§ Page excerpt
Content starts

All the plays look great onstage, with surprisingly detailed sets, and sophisticated lighting and sound. ET@E is community theater at its most elemental, a labor of love in which local actors, directors and tech crews get to share the magic of live theater with the public.

The production continues Thursdays through Sundays at the Center Street Theatre, through January 29. As an extra bonus, the company is also presenting The Best of the Rest, staged readings of the eight runners-up from the ten-minute playwriting contest, to be held the next two Wednesdays (January 18 and 25) at 8 pm.

Read all about the Actors' Theatre here. Click here for tickets and info.

Content ends

§ Input data
Content starts

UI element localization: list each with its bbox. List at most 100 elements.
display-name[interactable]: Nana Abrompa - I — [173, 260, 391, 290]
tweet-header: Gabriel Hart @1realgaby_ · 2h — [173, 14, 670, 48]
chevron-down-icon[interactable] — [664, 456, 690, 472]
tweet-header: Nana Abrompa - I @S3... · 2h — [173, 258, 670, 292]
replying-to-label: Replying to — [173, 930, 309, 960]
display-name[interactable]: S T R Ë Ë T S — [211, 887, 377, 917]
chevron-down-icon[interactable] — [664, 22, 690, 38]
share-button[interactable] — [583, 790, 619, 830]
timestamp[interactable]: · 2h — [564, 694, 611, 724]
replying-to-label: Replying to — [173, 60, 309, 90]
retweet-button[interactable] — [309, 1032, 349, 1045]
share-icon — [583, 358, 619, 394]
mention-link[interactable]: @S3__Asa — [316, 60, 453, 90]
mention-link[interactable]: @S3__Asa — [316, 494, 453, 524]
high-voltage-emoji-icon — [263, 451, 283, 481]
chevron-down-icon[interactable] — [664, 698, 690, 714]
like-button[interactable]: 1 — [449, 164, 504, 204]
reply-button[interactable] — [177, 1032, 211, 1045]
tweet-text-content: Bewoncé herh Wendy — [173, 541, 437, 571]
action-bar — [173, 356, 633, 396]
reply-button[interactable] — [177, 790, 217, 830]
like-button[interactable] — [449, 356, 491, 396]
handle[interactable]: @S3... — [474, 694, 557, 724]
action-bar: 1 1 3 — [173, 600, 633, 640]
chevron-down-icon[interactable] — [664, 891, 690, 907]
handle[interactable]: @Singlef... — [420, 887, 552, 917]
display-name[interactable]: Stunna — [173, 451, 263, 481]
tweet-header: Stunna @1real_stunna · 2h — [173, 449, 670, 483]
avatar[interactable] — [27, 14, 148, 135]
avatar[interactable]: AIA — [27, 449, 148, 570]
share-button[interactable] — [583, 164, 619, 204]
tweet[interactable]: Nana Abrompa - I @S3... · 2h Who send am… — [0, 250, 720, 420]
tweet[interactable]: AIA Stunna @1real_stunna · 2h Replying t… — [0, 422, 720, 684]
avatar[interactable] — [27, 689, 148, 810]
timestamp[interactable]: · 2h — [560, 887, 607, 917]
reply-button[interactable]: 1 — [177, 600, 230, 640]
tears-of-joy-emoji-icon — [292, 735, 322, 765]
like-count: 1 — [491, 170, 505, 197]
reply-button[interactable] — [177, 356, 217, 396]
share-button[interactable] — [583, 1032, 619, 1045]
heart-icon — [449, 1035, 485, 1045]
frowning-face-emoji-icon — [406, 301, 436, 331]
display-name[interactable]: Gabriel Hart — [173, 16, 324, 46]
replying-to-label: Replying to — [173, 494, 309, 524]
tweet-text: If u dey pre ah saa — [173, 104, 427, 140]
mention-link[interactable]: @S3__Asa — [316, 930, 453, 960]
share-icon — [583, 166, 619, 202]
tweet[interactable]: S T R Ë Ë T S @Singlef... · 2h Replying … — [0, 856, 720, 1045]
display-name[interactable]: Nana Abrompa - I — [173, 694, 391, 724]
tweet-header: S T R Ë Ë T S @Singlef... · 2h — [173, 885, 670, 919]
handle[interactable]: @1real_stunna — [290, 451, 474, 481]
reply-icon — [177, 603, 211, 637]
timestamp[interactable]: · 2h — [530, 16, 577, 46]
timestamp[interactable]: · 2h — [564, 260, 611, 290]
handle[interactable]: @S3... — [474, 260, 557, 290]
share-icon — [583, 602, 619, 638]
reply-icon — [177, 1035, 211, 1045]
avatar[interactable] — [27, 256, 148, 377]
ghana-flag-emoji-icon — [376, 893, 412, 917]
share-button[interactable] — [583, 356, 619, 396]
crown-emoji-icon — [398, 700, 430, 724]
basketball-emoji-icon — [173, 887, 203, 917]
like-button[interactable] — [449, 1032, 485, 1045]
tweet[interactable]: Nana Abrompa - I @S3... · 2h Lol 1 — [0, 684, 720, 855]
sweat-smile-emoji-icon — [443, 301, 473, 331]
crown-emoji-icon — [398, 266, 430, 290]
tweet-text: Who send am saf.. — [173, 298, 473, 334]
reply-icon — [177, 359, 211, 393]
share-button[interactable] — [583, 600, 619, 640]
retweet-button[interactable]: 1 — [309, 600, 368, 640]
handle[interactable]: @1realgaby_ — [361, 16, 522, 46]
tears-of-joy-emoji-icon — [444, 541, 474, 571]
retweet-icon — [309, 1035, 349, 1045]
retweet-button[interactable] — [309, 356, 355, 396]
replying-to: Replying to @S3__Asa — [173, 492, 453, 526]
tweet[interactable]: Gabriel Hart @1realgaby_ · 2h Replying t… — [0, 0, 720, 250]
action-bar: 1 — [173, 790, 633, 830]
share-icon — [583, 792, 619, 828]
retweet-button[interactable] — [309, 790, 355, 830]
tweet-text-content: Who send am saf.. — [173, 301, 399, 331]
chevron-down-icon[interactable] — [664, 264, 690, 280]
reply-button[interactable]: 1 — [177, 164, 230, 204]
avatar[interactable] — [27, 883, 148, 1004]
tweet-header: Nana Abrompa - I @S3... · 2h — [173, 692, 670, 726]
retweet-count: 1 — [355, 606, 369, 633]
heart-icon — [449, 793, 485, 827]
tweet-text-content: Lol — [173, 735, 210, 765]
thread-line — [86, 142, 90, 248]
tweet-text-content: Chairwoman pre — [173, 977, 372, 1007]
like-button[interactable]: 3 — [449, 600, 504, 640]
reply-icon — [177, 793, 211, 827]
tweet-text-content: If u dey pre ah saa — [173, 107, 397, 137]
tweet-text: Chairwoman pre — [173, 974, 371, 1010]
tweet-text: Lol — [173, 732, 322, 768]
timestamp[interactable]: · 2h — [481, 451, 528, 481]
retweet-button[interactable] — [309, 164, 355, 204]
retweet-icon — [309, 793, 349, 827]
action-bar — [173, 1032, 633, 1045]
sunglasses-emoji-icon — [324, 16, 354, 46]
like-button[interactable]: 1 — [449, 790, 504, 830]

Content ends

§ Check your understanding
1. In the theater review, do these statements agree with the text? Answer yes or no for each, and quote the deciding words. (a) The production runs Thursdays through Sundays at the Center Street Theatre. (b) The Best of the Rest presents staged readings of ten runners-up. (c) The staged readings take place on Wednesdays at 8 pm.
2. Extend the theater review with a few sentences that pick up after its last line.
The listing plays no part here.

§ Results for each task
1.
(a) Yes: "The production continues Thursdays through Sundays at the Center Street Theatre, through January 29."
(b) No: "staged readings of the eight runners-up from the ten-minute playwriting contest"
(c) Yes: "to be held the next two Wednesdays (January 18 and 25) at 8 pm."

2.
One more thing: the evening show tomorrow night (Saturday, January 14, 8 pm) is an actor's benefit. (Shades of Vincent Crummles!) This is charming practice left over from 19th Century theatre in which all proceeds go directly to the hard-working volunteer actors who make this festival possible. (In the Victorian era, when Charles Dickens' actor/manager Crummles was afoot in the profession, it was also called a "bespeak," in that the proceeds were bespoken for a particular actor or the company of actors.) It's a chance to support live local theater and your favorite players, so get your ducats right now!

(Above, "The Great Bespeak for Miss Snevellici," from Charles Dickens' Nicholas Nickleby. Engraving by Phiz, 1838, scanned by Phillip V. Allingham. As seen on The Victorian Web.)